* Passage:
-----

The #FMF protest for free, decolonised education was nothing short of awe-inspiring. Cape Town’s city centre was reverberating with historic Struggle songs, littered with placards for change and flooded with students from all walks of life fighting for the opportunity to make South Africa a country in which our children will no longer equate being African to being in a continuous Struggle.

The protests to Parliament remained contained, peaceful and powerful. Until 3pm. The crowd needed to be dispersed, and the only effective tactic was a great dollop of police brutality: rubber bullets were fired, stun grenades were thrown, and tear gas was expelled.

The following day, news reports and social media updates were buzzing with events of police pinning students to the ground, students almost being driven over by police vans, and the solidarity and purpose of the march was lost.

The SAPS and private security involvement in the student protests has been a snowballing debate since the beginning of last year’s demonstrations, and after the grand finale to Wednesday’s events, one questions: between whom is this fight? One no longer sees headlines of engagement between university students and management; it is now images of war zones between students and armoured forces.

Ironically, the call for equal transformation directed at government is being traumatically intervened by our country’s own law protectors, and I fear this is diverting our focus from the basis of these protests to the violence being perpetuated, and is ultimately losing a lot of support from the general public.

Although I know I cannot be sure of who initially instigates the escalation that leads to police brutalisation and, therefore, becoming an annoying issue of "he said, she said", I grew up learning that a man who fights with a gun against a man who fights with his mind is not clever, but is merely exposing his own cowardice.

I would be far more respectful towards the intentions of the police force if it had not been for the United States producing statistics of close to 1 000 people dying at the hands of a police officer in 2016 alone or for previous incidences of racial profiling and sexual harassment on local university campuses by private security, or intimidation towards bystanders by the SAPS, or fellow cadres being arrested without warrants upon request or the fact that I even have a list of reasons.

It has become an international crisis that our alleged protectors are just as corrupt as our alleged leaders, and we as the general 
public need to start asking ourselves if we are supporting those who are 
advocating a better future for everyone or those who are trying to suppress their endeavours.

-----

* Listing:
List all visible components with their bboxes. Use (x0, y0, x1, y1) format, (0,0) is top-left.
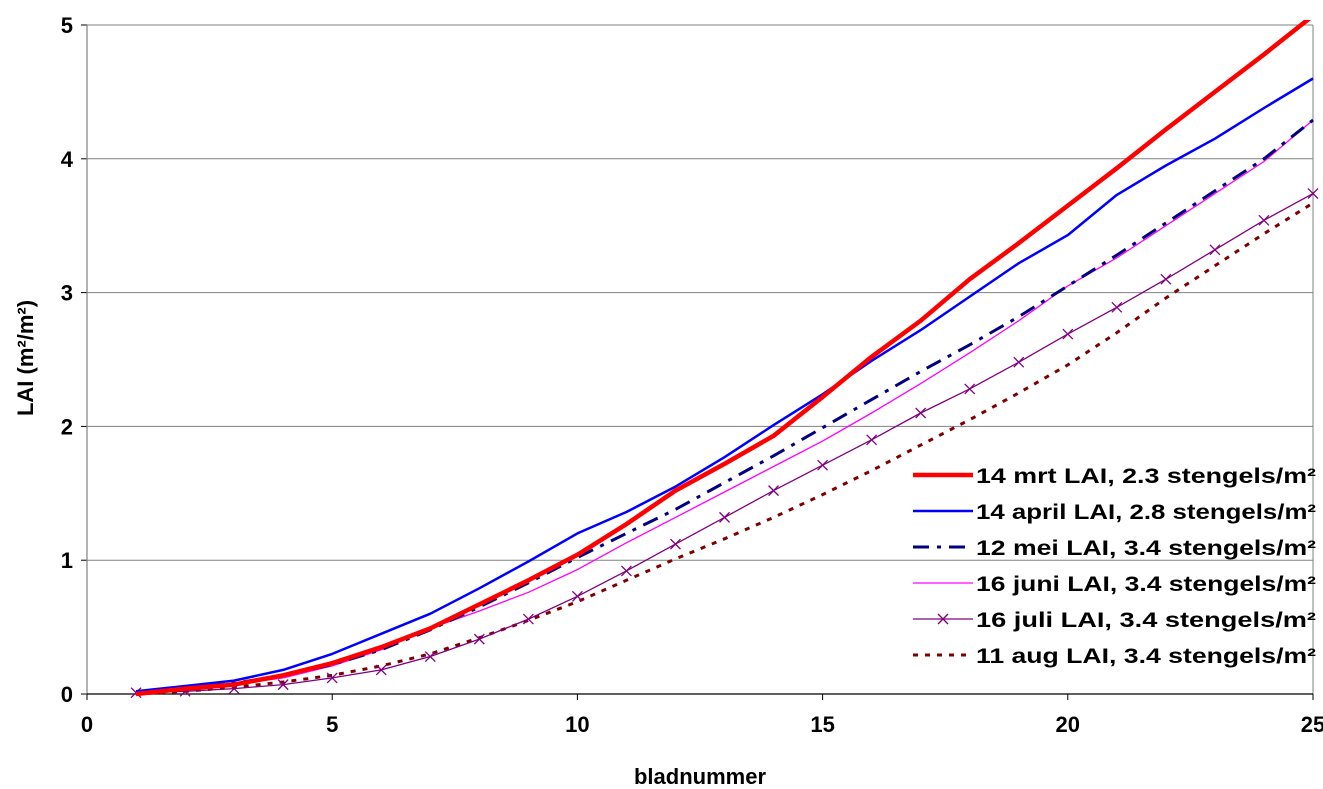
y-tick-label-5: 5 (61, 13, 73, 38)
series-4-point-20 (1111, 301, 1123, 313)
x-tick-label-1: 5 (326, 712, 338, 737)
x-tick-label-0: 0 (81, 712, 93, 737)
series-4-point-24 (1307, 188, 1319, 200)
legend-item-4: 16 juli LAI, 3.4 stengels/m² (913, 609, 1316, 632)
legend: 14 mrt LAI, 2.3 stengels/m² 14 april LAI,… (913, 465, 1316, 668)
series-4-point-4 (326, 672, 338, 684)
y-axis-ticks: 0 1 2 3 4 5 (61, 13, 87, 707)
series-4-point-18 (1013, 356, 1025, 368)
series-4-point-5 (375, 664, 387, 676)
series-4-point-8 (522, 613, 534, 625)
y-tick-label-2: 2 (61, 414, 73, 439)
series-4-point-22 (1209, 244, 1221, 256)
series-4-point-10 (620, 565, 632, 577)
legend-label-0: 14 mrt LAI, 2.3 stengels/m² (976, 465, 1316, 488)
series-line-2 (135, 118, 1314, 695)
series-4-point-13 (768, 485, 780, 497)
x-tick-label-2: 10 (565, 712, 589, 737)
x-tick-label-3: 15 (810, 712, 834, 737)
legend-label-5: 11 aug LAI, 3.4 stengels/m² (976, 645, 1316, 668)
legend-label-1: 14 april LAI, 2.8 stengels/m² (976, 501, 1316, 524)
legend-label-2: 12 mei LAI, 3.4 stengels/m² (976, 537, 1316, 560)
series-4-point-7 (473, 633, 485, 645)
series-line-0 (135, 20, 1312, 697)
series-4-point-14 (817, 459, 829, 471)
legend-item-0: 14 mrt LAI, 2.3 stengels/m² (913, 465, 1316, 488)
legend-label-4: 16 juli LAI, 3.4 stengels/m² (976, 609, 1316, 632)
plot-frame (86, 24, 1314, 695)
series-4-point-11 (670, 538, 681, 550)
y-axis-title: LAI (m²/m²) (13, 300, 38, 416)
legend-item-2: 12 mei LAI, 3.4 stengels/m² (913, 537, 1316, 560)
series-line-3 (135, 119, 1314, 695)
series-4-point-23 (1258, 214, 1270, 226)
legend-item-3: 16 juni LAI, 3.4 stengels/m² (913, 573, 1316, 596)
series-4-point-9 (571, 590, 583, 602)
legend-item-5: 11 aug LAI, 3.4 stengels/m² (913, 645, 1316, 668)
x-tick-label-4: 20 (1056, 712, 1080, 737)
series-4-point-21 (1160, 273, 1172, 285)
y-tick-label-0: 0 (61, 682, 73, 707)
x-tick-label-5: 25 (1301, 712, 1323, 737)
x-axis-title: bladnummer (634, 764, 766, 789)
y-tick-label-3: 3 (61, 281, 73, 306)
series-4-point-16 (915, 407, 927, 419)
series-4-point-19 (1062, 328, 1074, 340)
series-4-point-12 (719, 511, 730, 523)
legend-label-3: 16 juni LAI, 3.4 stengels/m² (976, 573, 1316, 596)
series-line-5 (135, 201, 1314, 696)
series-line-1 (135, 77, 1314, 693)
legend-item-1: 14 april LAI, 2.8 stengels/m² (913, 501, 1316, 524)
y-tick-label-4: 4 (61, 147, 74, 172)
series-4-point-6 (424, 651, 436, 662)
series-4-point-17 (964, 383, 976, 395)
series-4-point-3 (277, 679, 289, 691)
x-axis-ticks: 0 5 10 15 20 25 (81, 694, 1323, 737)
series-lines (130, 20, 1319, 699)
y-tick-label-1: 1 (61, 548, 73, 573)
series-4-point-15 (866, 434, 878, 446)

-----

* Exercise instructions:
**a.** In the #FMF protest piece, until what time did the protests to Parliament stay contained and peaceful?
**b.** Repeat the #FMF protest piece word for word from "Ironically, the call" to "his own cowardice.".
The listing has nothing to do with what you are asked to do here.

* Exercise answers:
**a.** Until 3pm.

**b.**
Ironically, the call for equal transformation directed at government is being traumatically intervened by our country’s own law protectors, and I fear this is diverting our focus from the basis of these protests to the violence being perpetuated, and is ultimately losing a lot of support from the general public.

Although I know I cannot be sure of who initially instigates the escalation that leads to police brutalisation and, therefore, becoming an annoying issue of "he said, she said", I grew up learning that a man who fights with a gun against a man who fights with his mind is not clever, but is merely exposing his own cowardice.